» **Data extracted from a collection**
>> Start
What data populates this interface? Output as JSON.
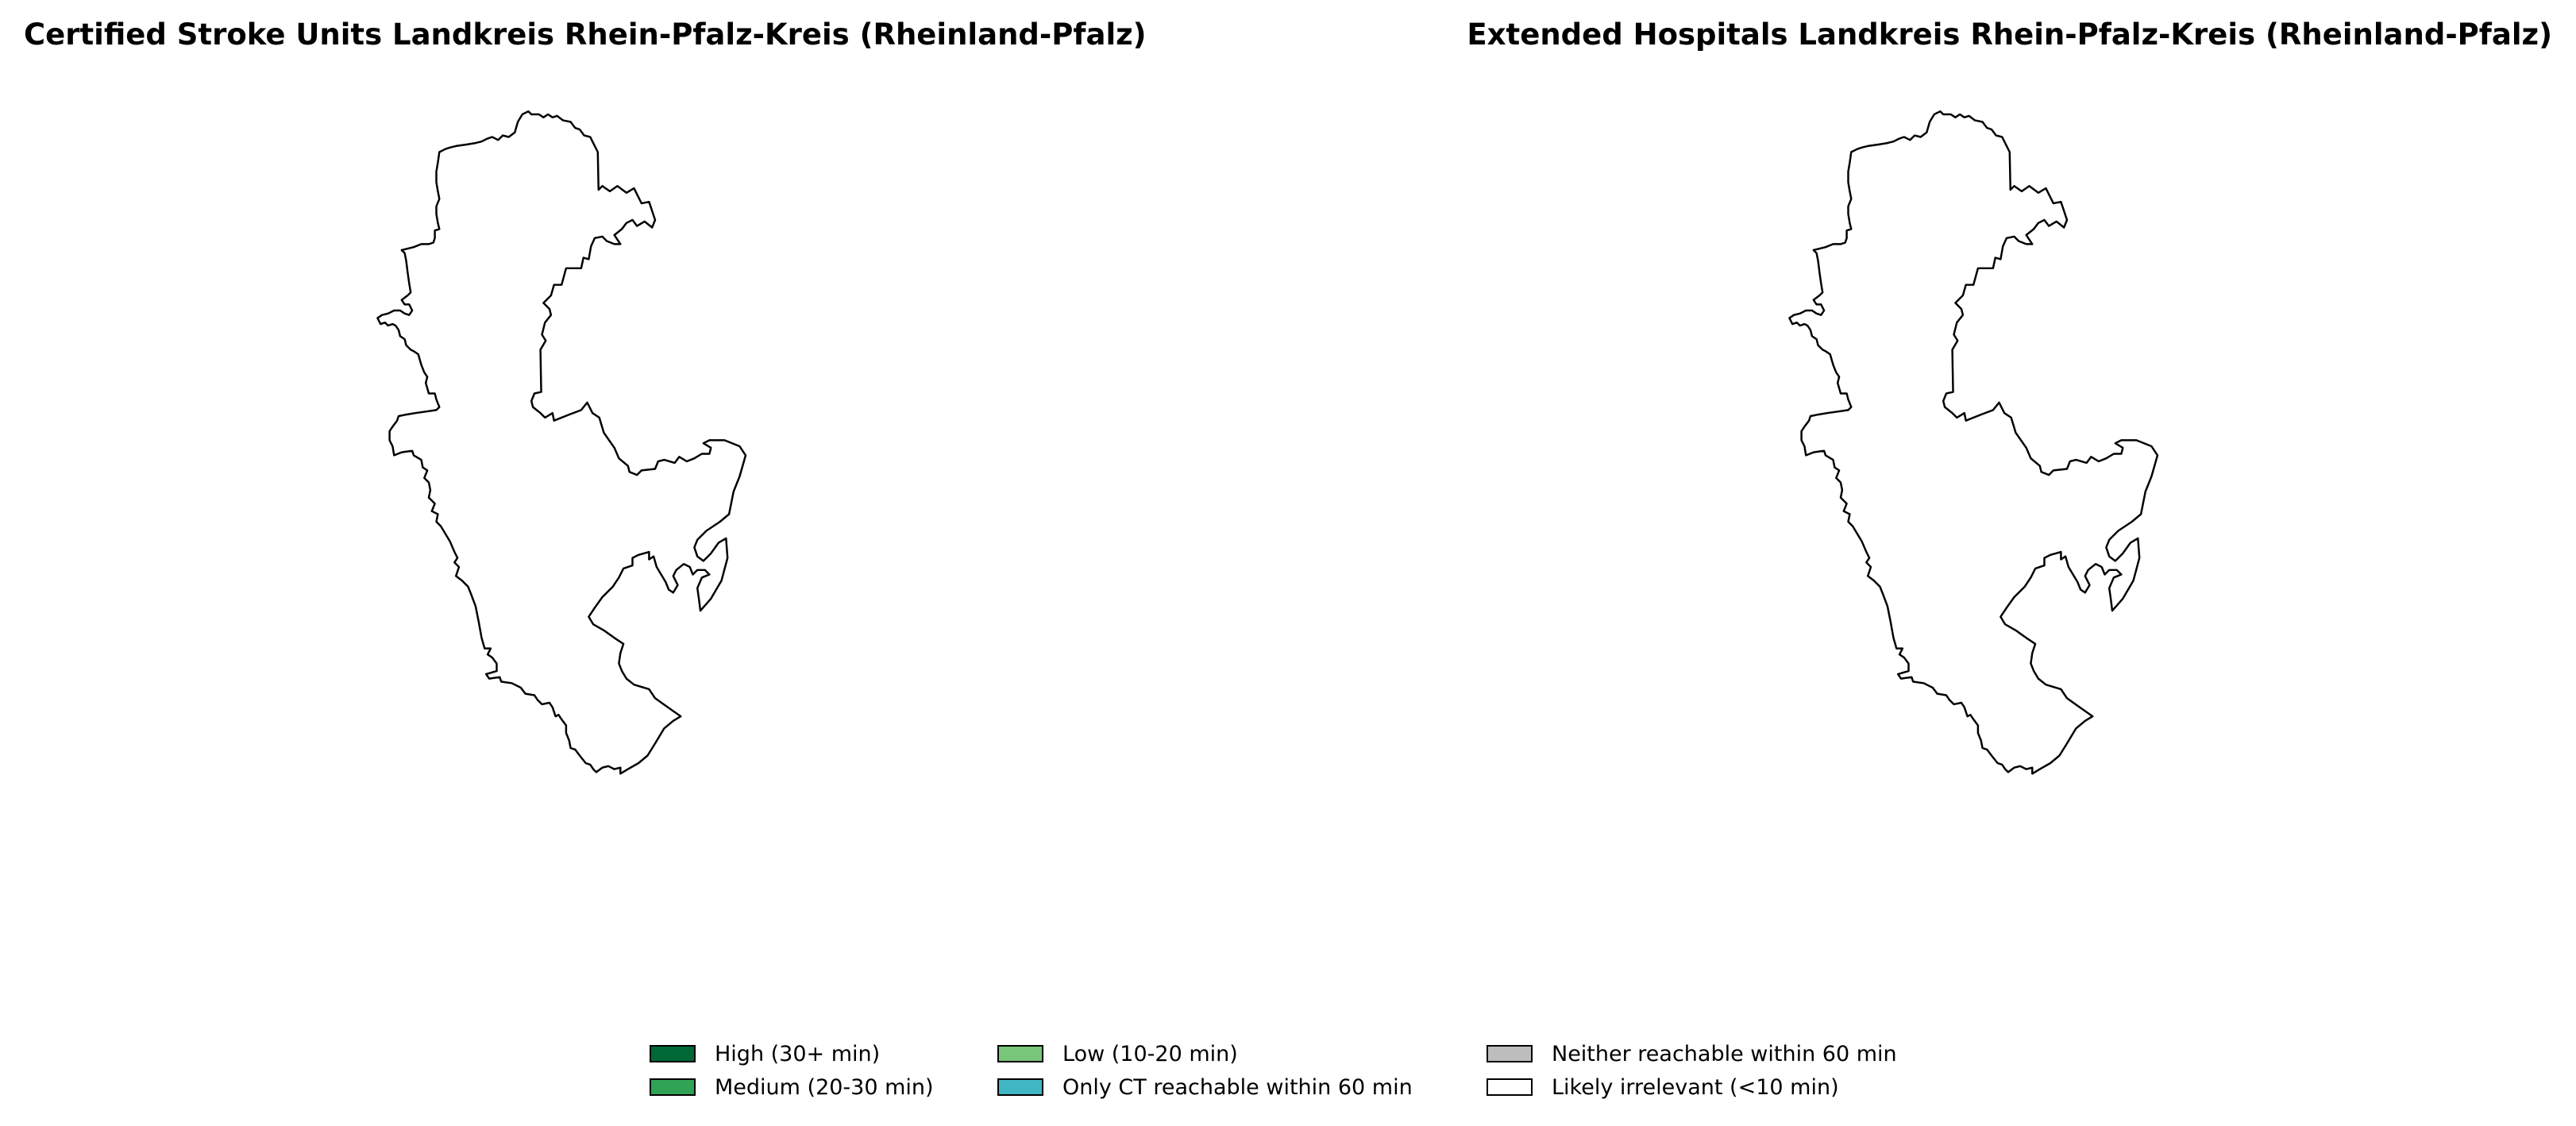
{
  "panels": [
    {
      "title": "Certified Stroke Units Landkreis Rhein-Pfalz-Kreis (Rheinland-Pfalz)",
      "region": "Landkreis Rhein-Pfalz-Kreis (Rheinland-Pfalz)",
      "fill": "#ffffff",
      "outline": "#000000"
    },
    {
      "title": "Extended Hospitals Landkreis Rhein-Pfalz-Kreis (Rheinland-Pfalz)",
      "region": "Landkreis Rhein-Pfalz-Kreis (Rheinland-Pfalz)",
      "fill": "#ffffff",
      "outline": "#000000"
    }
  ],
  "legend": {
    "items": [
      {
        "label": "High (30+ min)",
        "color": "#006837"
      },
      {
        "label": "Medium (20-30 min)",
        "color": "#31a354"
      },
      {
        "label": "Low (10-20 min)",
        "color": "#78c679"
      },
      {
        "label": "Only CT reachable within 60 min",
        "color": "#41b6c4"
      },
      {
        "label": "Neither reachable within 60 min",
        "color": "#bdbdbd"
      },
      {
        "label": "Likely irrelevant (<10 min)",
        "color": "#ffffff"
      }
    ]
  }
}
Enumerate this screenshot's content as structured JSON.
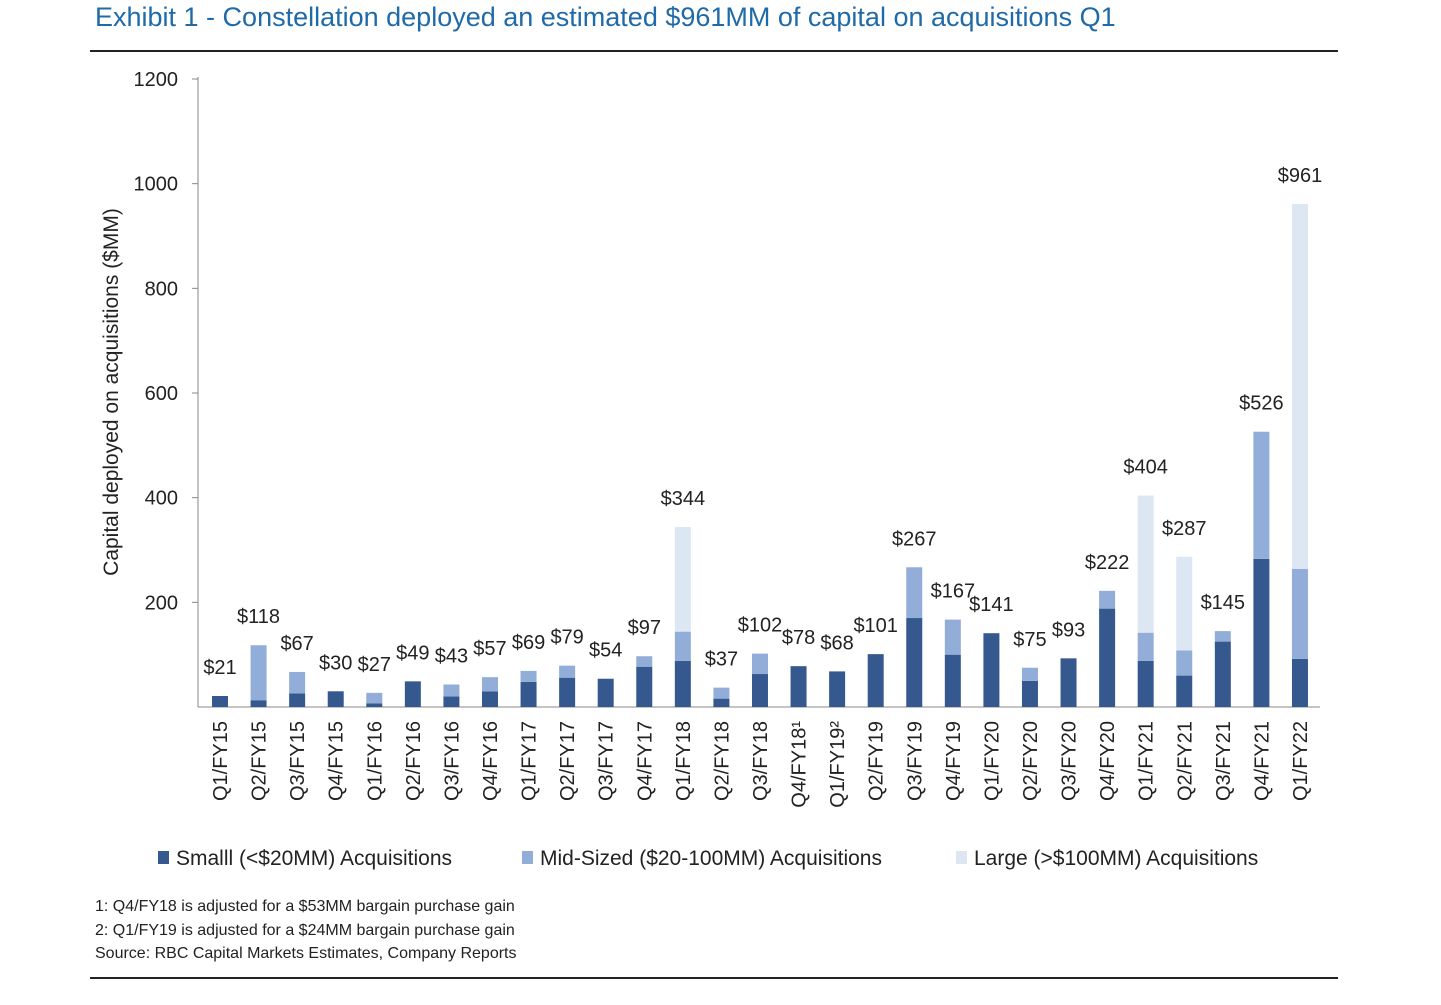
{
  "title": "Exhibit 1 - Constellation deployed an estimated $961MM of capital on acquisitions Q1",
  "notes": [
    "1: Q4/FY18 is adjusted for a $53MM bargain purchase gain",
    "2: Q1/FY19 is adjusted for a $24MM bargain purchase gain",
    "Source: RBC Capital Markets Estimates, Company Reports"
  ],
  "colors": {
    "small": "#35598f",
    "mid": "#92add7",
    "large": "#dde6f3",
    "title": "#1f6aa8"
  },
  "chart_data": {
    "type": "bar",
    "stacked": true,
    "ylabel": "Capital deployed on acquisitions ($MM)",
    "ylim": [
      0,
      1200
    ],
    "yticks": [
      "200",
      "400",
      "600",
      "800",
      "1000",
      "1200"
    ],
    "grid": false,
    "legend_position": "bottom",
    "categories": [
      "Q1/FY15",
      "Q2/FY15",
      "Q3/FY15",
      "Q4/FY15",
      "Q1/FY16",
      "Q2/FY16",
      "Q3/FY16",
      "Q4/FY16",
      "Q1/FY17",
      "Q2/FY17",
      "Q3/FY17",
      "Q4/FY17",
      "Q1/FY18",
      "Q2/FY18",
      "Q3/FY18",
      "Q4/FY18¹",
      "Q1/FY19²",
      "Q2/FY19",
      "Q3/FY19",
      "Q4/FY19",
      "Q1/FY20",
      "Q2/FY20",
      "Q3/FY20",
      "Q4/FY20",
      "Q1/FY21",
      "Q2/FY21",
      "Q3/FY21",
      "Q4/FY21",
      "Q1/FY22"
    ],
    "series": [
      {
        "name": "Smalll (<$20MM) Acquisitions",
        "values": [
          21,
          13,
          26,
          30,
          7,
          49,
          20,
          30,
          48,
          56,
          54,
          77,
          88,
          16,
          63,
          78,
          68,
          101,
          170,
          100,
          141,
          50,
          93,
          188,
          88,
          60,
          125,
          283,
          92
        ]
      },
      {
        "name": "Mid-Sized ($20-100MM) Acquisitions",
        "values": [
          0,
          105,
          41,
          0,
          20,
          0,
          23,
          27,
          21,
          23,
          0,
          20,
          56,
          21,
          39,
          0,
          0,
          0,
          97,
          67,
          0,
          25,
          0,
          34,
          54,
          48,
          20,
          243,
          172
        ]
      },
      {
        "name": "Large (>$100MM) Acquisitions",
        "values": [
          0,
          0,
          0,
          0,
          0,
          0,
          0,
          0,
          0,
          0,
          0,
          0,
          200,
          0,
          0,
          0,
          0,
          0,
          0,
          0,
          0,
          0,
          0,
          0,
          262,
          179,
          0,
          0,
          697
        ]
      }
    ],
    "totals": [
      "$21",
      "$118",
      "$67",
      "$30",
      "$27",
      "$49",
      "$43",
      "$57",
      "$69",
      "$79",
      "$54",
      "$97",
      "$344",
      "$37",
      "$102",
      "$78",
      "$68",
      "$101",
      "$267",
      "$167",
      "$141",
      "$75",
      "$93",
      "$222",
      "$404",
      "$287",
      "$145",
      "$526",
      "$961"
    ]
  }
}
>> End
» **REQUIRED WORK**
From the data above, copy each line that holds "purchase".

» **ANSWER FOR THIS EXERCISE**
    "1: Q4/FY18 is adjusted for a $53MM bargain purchase gain",
    "2: Q1/FY19 is adjusted for a $24MM bargain purchase gain",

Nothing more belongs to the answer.